▸ The request
Present the following data again exactly as it is shown.

▸ Rows
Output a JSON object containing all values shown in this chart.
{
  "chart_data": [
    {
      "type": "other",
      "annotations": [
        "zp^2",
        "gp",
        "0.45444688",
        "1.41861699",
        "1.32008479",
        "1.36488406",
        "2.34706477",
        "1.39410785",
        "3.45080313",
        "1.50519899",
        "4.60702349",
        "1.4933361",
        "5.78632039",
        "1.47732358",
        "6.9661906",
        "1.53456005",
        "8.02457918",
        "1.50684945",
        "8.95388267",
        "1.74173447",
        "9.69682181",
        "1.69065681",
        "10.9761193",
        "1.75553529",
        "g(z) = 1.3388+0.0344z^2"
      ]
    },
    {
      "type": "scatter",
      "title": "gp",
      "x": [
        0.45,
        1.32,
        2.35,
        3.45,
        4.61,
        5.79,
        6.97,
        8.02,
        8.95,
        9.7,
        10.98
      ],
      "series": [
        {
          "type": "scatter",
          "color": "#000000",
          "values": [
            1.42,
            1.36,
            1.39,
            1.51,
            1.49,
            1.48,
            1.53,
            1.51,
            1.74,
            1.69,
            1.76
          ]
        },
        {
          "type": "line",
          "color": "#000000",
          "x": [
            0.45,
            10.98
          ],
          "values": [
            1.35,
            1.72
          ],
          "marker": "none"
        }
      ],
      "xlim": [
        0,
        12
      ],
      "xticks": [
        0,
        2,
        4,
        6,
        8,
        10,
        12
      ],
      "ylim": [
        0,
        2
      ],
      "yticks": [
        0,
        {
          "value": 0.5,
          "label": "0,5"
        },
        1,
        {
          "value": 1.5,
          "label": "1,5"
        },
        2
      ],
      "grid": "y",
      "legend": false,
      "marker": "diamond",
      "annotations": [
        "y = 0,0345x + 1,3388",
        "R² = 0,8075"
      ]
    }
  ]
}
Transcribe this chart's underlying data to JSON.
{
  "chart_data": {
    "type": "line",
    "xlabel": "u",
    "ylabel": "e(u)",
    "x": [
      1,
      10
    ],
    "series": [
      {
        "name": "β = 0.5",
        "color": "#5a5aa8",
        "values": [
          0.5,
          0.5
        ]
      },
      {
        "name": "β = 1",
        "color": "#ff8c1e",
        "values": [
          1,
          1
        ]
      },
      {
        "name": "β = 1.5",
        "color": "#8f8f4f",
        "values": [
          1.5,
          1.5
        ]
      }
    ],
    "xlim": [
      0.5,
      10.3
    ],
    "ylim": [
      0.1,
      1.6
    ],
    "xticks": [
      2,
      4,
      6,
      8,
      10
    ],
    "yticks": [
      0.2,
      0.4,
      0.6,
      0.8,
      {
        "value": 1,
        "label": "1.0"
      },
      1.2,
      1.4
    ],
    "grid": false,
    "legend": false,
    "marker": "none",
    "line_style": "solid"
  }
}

▸ Answer to this problem
Output a JSON object containing all values shown in this chart.
{
  "chart_data": [
    {
      "type": "other",
      "annotations": [
        "zp^2",
        "gp",
        "0.45444688",
        "1.41861699",
        "1.32008479",
        "1.36488406",
        "2.34706477",
        "1.39410785",
        "3.45080313",
        "1.50519899",
        "4.60702349",
        "1.4933361",
        "5.78632039",
        "1.47732358",
        "6.9661906",
        "1.53456005",
        "8.02457918",
        "1.50684945",
        "8.95388267",
        "1.74173447",
        "9.69682181",
        "1.69065681",
        "10.9761193",
        "1.75553529",
        "g(z) = 1.3388+0.0344z^2"
      ]
    },
    {
      "type": "scatter",
      "title": "gp",
      "x": [
        0.45,
        1.32,
        2.35,
        3.45,
        4.61,
        5.79,
        6.97,
        8.02,
        8.95,
        9.7,
        10.98
      ],
      "series": [
        {
          "type": "scatter",
          "color": "#000000",
          "values": [
            1.42,
            1.36,
            1.39,
            1.51,
            1.49,
            1.48,
            1.53,
            1.51,
            1.74,
            1.69,
            1.76
          ]
        },
        {
          "type": "line",
          "color": "#000000",
          "x": [
            0.45,
            10.98
          ],
          "values": [
            1.35,
            1.72
          ],
          "marker": "none"
        }
      ],
      "xlim": [
        0,
        12
      ],
      "xticks": [
        0,
        2,
        4,
        6,
        8,
        10,
        12
      ],
      "ylim": [
        0,
        2
      ],
      "yticks": [
        0,
        {
          "value": 0.5,
          "label": "0,5"
        },
        1,
        {
          "value": 1.5,
          "label": "1,5"
        },
        2
      ],
      "grid": "y",
      "legend": false,
      "marker": "diamond",
      "annotations": [
        "y = 0,0345x + 1,3388",
        "R² = 0,8075"
      ]
    }
  ]
}
Transcribe this chart's underlying data to JSON.
{
  "chart_data": {
    "type": "line",
    "xlabel": "u",
    "ylabel": "e(u)",
    "x": [
      1,
      10
    ],
    "series": [
      {
        "name": "β = 0.5",
        "color": "#5a5aa8",
        "values": [
          0.5,
          0.5
        ]
      },
      {
        "name": "β = 1",
        "color": "#ff8c1e",
        "values": [
          1,
          1
        ]
      },
      {
        "name": "β = 1.5",
        "color": "#8f8f4f",
        "values": [
          1.5,
          1.5
        ]
      }
    ],
    "xlim": [
      0.5,
      10.3
    ],
    "ylim": [
      0.1,
      1.6
    ],
    "xticks": [
      2,
      4,
      6,
      8,
      10
    ],
    "yticks": [
      0.2,
      0.4,
      0.6,
      0.8,
      {
        "value": 1,
        "label": "1.0"
      },
      1.2,
      1.4
    ],
    "grid": false,
    "legend": false,
    "marker": "none",
    "line_style": "solid"
  }
}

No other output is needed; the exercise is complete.